#### [Task]
Search the material for the word "title" and copy each line that holds it.

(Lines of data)
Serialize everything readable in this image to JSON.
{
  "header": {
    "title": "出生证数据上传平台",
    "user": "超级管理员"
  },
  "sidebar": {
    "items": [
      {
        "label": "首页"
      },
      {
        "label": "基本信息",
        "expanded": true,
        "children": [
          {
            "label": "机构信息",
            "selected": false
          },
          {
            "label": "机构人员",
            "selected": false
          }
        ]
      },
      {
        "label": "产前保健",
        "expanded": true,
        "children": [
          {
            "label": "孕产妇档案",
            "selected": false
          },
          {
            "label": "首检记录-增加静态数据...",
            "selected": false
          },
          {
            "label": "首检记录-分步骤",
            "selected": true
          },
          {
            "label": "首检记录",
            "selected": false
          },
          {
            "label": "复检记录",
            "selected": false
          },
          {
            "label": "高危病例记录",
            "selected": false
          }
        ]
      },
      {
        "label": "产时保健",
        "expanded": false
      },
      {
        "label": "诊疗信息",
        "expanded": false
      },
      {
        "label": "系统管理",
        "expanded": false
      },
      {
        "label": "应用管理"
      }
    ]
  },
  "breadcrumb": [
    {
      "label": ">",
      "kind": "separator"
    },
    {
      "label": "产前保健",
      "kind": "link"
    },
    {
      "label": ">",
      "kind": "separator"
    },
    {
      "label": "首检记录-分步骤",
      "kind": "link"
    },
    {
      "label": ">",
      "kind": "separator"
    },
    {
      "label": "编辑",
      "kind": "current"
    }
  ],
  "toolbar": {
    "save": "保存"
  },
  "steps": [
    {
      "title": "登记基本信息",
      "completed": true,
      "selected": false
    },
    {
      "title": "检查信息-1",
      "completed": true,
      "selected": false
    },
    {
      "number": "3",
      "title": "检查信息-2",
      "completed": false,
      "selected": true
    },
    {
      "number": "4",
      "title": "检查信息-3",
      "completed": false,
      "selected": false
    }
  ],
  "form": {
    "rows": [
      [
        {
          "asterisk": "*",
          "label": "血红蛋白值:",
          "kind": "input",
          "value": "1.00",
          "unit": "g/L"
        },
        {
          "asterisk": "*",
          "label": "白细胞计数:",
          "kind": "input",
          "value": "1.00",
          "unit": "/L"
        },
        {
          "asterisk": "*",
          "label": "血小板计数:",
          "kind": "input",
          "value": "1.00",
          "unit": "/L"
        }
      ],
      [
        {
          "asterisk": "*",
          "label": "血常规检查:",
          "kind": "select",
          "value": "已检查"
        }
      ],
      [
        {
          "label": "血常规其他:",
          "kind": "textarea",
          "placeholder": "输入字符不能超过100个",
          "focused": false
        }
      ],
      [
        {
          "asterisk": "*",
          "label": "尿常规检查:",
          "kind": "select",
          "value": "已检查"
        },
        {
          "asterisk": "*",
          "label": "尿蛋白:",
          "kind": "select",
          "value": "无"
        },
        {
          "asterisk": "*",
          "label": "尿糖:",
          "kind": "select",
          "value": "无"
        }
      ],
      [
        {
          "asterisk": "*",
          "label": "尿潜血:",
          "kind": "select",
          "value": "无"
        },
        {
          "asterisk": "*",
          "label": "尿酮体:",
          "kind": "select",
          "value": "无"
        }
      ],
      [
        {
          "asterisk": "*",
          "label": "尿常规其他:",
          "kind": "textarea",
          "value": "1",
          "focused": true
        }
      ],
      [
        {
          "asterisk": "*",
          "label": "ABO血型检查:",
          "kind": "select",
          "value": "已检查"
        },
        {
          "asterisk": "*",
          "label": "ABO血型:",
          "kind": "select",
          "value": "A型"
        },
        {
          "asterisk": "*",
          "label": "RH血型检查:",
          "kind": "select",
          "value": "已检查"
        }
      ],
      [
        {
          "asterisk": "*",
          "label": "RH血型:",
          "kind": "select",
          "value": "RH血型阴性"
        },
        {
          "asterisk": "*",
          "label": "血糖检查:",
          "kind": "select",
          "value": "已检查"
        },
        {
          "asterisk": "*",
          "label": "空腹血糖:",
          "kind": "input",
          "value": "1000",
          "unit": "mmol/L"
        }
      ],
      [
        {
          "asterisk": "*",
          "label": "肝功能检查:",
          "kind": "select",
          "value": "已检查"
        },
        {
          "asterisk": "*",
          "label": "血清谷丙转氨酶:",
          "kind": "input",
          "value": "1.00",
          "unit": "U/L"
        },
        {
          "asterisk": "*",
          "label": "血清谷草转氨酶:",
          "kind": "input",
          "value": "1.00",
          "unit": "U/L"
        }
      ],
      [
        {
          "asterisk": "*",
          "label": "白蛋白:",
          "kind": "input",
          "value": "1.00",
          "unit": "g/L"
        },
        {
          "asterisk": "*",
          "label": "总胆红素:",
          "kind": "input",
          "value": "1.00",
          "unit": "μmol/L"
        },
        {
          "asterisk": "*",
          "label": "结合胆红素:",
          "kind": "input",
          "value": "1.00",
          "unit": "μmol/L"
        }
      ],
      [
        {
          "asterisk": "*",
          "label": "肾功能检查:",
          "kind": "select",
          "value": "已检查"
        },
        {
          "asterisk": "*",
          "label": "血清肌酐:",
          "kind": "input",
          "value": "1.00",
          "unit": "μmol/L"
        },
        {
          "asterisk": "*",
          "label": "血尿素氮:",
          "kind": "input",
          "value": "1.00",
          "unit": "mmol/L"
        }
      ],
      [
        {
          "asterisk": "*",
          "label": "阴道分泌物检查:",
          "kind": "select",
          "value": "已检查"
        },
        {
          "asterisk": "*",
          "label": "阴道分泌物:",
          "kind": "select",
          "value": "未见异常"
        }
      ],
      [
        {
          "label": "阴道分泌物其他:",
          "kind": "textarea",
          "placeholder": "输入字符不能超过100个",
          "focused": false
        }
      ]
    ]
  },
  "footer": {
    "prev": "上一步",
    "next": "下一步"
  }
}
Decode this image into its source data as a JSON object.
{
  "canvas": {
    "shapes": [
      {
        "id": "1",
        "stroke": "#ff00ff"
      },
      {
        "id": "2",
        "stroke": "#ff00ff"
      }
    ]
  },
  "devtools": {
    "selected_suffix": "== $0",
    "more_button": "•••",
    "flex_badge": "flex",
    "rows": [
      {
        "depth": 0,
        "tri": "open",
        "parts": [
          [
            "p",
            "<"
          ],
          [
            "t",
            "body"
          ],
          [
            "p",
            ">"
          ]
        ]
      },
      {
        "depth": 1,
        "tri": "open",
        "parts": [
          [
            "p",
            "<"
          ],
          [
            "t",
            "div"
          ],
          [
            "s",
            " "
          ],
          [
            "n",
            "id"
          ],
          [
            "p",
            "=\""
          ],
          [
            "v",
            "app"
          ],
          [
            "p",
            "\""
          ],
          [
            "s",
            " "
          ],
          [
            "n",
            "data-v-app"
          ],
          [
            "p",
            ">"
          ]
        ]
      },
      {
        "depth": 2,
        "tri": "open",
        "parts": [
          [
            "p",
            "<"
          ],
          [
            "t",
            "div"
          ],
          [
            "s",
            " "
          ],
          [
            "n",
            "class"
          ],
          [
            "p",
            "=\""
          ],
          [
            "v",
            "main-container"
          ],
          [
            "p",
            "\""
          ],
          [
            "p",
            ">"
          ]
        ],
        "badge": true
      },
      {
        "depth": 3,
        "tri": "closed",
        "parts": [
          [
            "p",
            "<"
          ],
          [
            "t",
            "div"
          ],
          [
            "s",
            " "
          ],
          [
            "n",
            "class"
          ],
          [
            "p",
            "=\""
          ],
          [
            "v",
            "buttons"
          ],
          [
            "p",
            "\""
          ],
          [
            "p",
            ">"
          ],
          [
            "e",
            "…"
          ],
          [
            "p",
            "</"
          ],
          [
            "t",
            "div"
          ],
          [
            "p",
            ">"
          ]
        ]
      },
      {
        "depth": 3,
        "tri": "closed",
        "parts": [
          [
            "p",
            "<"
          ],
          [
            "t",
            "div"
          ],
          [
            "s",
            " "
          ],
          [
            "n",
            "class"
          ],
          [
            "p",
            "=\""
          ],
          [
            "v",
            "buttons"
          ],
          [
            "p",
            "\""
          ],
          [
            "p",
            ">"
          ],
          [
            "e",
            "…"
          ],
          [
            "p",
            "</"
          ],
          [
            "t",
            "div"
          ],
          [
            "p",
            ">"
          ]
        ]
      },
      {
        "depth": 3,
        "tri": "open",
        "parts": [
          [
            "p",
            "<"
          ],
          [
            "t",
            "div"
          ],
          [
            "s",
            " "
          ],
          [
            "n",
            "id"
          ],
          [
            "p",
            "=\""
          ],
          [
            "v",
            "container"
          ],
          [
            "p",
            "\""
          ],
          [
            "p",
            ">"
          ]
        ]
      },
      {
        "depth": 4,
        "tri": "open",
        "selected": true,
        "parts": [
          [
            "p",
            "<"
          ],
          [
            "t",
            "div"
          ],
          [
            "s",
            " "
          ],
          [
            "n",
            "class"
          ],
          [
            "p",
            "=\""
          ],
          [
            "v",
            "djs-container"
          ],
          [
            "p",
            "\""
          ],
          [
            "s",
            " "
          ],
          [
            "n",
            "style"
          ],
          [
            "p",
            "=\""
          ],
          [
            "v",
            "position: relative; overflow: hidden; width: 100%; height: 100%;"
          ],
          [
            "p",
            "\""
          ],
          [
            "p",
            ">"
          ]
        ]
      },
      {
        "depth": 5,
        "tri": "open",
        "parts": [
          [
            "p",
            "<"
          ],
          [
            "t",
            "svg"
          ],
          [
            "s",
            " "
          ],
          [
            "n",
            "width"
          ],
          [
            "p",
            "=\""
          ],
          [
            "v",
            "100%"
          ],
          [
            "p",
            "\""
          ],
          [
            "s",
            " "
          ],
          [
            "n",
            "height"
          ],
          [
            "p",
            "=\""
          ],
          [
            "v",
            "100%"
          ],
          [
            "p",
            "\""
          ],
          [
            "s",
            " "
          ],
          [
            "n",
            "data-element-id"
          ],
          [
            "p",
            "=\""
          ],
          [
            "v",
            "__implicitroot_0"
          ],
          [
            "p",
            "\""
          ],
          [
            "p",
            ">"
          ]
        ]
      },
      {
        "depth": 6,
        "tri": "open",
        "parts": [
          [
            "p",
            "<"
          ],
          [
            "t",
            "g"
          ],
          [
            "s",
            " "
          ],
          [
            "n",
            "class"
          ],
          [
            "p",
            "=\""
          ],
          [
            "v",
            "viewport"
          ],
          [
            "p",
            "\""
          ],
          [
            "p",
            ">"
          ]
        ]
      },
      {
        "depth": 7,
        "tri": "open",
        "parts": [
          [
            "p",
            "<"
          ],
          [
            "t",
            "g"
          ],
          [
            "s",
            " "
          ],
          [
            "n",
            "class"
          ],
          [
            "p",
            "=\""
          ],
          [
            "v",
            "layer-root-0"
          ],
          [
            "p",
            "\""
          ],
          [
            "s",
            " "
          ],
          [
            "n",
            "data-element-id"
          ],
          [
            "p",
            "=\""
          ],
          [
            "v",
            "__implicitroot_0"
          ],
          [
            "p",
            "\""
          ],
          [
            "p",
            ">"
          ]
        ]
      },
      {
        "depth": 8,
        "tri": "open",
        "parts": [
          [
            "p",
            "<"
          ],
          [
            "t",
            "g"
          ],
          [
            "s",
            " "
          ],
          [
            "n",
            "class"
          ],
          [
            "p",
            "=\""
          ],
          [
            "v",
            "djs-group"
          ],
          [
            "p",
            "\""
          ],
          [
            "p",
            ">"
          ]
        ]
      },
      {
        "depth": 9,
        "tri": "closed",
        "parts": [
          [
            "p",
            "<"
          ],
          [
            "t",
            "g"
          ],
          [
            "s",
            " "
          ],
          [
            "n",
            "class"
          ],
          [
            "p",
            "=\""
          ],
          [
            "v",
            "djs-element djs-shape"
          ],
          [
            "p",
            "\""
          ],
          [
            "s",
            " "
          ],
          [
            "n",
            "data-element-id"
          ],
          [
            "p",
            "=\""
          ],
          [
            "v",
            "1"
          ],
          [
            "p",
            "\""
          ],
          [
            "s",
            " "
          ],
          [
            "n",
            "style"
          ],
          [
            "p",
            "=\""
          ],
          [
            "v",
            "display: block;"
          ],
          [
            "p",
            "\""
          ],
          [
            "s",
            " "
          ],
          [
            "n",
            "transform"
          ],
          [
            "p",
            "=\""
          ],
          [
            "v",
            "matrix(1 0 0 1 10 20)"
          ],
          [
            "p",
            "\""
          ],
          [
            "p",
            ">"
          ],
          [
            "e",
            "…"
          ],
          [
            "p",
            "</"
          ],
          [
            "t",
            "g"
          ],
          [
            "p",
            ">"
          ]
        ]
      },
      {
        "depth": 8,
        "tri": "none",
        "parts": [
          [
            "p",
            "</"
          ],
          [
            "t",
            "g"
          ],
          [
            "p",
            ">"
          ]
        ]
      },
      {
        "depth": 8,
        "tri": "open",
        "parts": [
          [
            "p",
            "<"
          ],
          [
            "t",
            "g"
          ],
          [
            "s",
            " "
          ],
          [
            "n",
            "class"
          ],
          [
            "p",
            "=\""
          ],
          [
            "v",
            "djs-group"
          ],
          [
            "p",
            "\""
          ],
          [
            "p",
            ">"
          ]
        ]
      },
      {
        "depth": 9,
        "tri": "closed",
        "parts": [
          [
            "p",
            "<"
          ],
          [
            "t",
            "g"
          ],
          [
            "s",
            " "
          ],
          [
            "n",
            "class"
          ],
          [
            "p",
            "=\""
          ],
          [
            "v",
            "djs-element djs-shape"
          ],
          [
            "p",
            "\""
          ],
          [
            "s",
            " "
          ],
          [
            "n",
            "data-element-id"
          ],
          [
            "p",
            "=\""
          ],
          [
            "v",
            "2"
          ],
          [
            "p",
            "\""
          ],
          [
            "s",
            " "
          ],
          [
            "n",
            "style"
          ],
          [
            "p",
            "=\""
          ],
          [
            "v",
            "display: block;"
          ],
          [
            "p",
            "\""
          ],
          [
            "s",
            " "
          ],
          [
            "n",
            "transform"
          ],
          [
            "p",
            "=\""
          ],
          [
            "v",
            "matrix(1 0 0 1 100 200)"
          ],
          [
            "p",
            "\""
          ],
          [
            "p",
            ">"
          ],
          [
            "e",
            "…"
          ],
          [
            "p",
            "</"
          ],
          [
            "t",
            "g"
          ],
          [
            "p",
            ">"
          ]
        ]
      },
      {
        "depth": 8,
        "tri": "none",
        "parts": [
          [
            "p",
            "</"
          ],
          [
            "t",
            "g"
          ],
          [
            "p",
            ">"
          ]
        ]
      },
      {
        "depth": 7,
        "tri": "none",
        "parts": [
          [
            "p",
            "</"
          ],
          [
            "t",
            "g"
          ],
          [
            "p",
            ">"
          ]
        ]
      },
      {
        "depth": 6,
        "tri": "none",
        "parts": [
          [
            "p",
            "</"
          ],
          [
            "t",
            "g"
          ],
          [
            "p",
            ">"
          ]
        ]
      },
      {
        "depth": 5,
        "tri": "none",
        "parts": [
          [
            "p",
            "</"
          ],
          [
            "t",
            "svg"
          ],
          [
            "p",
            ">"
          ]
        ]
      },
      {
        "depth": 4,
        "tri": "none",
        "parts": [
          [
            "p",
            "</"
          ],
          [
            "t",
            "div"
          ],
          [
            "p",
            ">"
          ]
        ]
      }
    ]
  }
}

#### [Problem solution]
    "title": "出生证数据上传平台",
      "title": "登记基本信息",
      "title": "检查信息-1",
      "title": "检查信息-2",
      "title": "检查信息-3",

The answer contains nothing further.